For the entries below, how many lines include the word "ячеек"? Give the figure and nothing more.

* Begin *

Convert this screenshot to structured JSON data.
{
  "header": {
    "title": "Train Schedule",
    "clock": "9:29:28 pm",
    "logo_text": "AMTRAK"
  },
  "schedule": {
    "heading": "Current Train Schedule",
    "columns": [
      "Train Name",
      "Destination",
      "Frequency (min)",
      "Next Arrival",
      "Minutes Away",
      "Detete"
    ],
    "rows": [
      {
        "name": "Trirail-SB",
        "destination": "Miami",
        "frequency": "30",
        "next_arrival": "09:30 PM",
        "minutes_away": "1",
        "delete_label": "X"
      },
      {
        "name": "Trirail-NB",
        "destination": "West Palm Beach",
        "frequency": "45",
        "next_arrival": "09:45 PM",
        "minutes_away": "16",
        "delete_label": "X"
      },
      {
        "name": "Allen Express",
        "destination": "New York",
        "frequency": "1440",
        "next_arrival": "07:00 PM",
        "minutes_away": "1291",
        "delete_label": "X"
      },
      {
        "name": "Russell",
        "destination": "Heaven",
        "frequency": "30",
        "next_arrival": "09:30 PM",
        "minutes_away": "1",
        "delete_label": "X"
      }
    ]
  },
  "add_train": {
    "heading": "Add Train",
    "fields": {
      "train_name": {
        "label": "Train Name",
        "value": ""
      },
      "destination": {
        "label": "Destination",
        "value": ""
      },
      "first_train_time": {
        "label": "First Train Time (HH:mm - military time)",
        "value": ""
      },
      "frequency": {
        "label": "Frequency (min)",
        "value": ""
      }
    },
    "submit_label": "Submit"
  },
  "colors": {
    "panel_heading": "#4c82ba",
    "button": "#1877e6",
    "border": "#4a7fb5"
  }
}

* End *
* Begin *

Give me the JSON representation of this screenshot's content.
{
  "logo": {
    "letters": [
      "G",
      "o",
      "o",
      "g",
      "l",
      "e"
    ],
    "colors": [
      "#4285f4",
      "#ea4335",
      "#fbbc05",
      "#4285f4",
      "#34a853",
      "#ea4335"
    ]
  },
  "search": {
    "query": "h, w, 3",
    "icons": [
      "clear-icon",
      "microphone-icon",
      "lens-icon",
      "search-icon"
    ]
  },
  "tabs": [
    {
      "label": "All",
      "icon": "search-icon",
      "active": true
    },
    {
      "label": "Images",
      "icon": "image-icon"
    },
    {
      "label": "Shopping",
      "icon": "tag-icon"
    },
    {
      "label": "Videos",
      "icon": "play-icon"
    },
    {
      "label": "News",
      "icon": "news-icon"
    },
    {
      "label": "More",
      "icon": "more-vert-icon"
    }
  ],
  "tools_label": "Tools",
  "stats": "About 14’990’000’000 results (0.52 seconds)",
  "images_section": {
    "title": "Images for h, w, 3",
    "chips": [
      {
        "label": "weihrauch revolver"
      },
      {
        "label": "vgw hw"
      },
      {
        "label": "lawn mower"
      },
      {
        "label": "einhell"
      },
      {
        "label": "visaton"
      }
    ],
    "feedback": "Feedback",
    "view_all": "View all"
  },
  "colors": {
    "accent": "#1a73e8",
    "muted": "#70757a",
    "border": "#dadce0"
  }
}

* End *
* Begin *

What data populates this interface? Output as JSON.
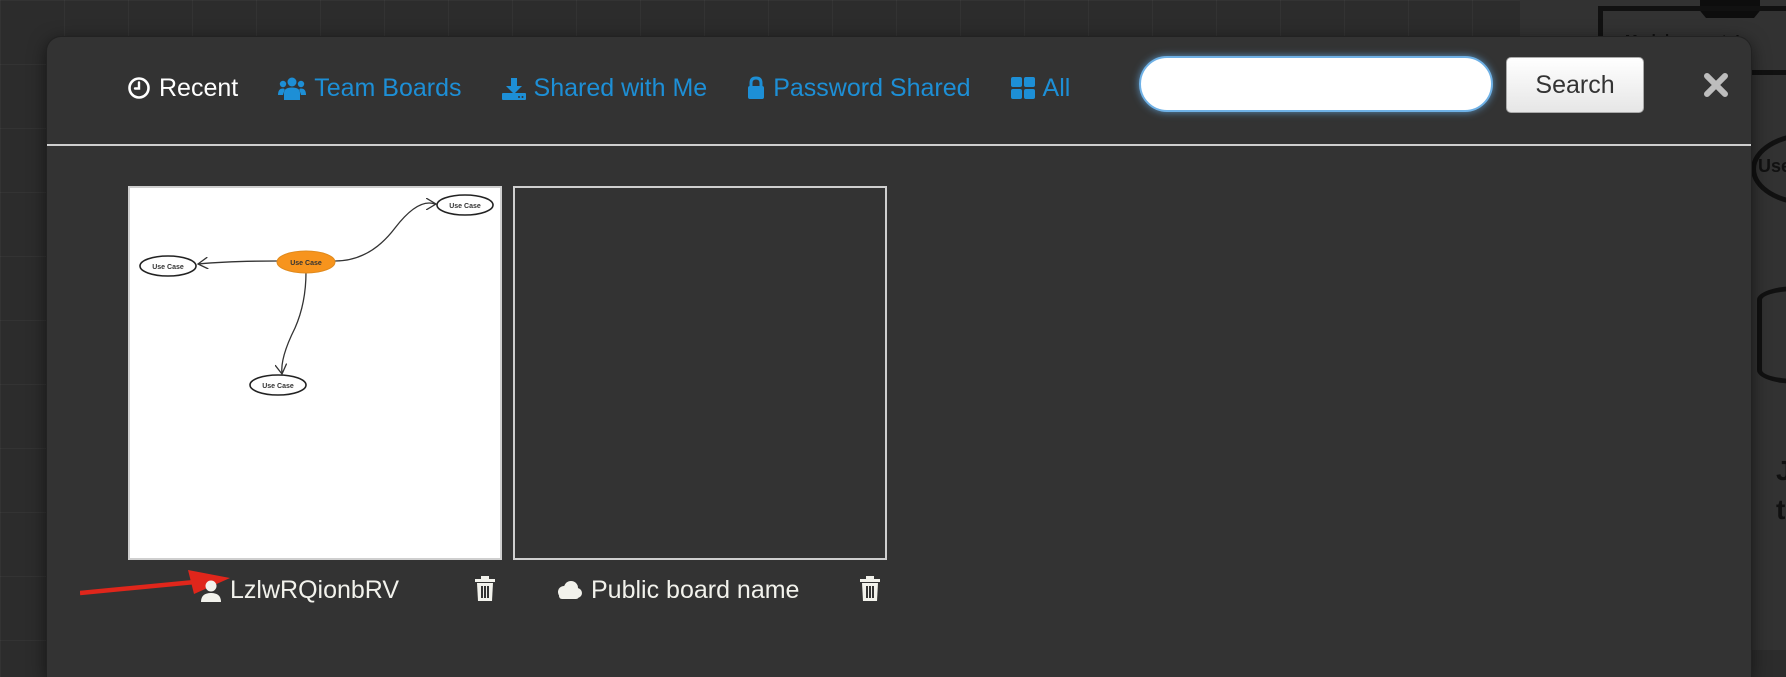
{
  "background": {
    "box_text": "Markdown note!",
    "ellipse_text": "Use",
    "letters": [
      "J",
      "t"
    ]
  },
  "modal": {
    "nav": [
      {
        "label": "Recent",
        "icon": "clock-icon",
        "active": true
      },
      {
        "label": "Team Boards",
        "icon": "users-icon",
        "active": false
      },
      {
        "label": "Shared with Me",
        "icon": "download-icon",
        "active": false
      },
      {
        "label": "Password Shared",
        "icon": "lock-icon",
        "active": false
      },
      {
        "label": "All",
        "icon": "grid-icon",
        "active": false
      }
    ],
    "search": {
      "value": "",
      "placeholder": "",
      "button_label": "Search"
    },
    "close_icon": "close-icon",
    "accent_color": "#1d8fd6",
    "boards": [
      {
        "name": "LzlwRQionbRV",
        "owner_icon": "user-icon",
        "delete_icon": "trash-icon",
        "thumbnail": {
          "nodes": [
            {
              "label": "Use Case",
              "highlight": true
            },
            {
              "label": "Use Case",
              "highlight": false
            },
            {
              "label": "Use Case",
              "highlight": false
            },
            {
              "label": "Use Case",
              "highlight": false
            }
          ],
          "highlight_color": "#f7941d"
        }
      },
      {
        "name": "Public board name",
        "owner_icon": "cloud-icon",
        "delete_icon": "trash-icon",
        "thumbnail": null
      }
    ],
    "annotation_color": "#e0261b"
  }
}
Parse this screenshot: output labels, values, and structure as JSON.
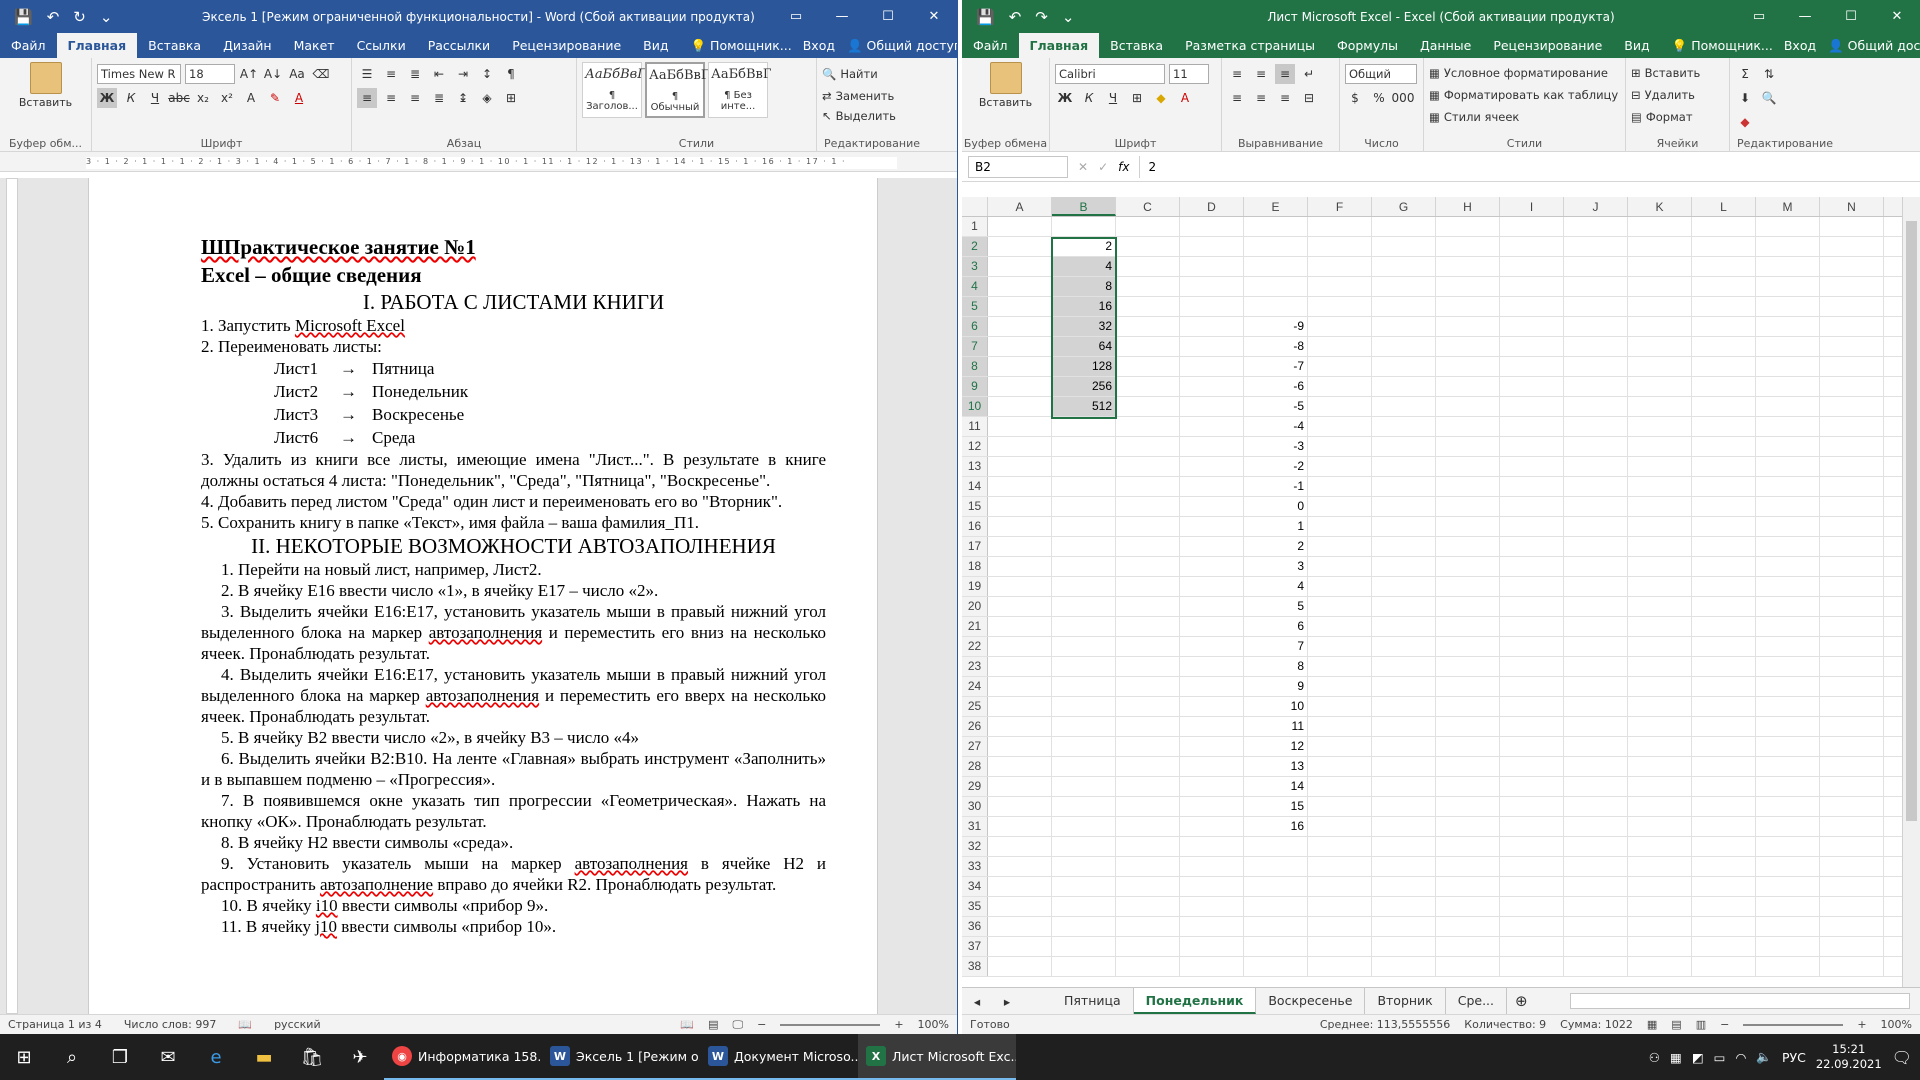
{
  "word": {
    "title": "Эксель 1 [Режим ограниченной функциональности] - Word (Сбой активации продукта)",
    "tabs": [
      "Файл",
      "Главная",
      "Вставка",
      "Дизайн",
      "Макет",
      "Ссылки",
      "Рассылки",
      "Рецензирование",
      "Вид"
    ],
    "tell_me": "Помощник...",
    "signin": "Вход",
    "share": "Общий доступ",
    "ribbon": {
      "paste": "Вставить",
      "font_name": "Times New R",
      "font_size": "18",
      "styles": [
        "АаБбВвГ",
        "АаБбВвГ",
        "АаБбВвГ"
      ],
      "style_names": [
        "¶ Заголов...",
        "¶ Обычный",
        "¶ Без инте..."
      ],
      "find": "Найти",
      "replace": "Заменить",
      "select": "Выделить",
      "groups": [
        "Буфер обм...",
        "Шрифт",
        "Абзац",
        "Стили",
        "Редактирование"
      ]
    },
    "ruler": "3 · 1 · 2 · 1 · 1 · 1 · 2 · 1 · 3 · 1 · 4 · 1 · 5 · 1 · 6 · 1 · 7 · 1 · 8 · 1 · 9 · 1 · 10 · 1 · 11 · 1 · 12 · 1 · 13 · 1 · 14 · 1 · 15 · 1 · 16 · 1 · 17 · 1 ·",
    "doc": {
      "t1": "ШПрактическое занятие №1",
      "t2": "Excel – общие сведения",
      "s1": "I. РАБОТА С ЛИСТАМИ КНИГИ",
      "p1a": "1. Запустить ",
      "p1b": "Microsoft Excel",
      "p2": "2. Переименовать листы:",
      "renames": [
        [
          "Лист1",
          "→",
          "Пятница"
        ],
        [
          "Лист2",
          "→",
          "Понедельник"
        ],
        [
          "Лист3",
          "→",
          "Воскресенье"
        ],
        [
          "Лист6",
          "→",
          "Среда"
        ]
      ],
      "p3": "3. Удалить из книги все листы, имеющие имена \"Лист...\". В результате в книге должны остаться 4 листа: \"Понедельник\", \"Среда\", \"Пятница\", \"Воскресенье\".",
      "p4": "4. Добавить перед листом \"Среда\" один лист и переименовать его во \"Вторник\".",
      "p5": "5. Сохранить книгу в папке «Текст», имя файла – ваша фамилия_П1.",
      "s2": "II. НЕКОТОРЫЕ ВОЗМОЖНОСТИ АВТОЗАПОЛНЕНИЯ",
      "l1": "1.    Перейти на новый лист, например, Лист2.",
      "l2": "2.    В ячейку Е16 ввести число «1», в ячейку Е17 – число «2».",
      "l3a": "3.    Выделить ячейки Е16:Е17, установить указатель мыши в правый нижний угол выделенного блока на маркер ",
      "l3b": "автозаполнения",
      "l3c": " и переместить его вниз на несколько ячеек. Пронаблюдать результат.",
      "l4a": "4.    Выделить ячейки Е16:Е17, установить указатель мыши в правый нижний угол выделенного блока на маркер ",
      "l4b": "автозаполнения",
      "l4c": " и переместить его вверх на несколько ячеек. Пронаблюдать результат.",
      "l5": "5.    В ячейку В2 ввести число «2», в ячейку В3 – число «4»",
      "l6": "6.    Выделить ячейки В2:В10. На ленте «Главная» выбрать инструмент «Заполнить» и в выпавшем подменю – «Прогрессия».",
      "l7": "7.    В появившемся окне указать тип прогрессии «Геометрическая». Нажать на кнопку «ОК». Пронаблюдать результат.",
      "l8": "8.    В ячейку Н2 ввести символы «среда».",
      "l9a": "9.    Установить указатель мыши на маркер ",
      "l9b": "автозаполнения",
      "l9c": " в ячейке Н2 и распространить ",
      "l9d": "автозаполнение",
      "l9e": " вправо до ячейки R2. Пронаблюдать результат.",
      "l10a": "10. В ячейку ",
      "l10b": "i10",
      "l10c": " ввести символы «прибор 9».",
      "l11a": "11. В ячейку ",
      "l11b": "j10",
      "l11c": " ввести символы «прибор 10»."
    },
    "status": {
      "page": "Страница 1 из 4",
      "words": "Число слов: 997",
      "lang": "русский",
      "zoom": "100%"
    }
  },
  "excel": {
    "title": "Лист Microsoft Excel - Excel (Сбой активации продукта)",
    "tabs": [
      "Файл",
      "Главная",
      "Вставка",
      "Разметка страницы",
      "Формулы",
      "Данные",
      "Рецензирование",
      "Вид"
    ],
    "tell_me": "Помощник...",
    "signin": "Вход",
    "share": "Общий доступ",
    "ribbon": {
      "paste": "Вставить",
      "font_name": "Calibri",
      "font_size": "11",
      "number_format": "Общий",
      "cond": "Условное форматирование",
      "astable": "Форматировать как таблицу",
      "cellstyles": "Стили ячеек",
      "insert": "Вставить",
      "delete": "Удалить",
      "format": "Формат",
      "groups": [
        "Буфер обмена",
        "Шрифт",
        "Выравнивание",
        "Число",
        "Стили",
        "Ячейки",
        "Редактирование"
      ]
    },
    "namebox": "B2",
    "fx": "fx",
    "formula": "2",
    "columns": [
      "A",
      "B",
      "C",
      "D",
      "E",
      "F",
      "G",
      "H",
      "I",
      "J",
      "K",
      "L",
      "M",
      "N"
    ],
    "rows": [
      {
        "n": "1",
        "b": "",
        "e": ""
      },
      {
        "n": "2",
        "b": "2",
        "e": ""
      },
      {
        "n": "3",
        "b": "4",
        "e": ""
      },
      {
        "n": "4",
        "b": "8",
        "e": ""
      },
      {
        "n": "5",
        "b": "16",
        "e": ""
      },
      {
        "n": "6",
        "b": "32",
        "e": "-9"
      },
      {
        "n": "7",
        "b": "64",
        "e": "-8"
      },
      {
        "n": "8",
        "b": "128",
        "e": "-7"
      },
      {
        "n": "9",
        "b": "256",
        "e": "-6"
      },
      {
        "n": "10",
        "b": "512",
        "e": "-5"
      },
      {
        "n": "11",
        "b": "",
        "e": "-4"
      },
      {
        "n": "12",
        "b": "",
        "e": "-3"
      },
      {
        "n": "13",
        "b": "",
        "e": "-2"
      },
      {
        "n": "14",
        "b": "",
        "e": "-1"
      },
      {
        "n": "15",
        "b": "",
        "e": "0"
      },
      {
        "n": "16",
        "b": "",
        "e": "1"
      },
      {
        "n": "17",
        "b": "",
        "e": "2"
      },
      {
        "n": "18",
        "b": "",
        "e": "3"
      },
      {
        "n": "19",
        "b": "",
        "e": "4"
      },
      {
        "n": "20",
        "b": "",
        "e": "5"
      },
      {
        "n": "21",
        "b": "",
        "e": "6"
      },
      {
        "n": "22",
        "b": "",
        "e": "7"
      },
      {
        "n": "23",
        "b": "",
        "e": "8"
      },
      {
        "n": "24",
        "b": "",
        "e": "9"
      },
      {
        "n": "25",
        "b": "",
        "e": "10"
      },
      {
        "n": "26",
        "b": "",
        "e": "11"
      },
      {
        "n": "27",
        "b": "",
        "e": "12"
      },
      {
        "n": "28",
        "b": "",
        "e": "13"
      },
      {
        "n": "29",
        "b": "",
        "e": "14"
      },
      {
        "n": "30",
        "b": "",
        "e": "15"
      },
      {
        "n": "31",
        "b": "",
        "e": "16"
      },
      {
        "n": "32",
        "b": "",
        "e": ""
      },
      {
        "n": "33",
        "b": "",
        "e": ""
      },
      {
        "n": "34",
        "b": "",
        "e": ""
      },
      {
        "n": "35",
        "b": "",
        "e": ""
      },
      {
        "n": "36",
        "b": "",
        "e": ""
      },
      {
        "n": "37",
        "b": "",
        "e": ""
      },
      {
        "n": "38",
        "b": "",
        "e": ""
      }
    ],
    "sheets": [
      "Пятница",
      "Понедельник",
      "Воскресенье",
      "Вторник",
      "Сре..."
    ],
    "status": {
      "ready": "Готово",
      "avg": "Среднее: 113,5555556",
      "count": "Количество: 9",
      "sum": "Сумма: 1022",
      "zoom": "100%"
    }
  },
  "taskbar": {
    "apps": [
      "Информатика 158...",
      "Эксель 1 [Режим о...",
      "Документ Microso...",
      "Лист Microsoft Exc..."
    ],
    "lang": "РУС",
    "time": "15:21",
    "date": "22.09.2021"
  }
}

* End *

__Solution to this problem__:
3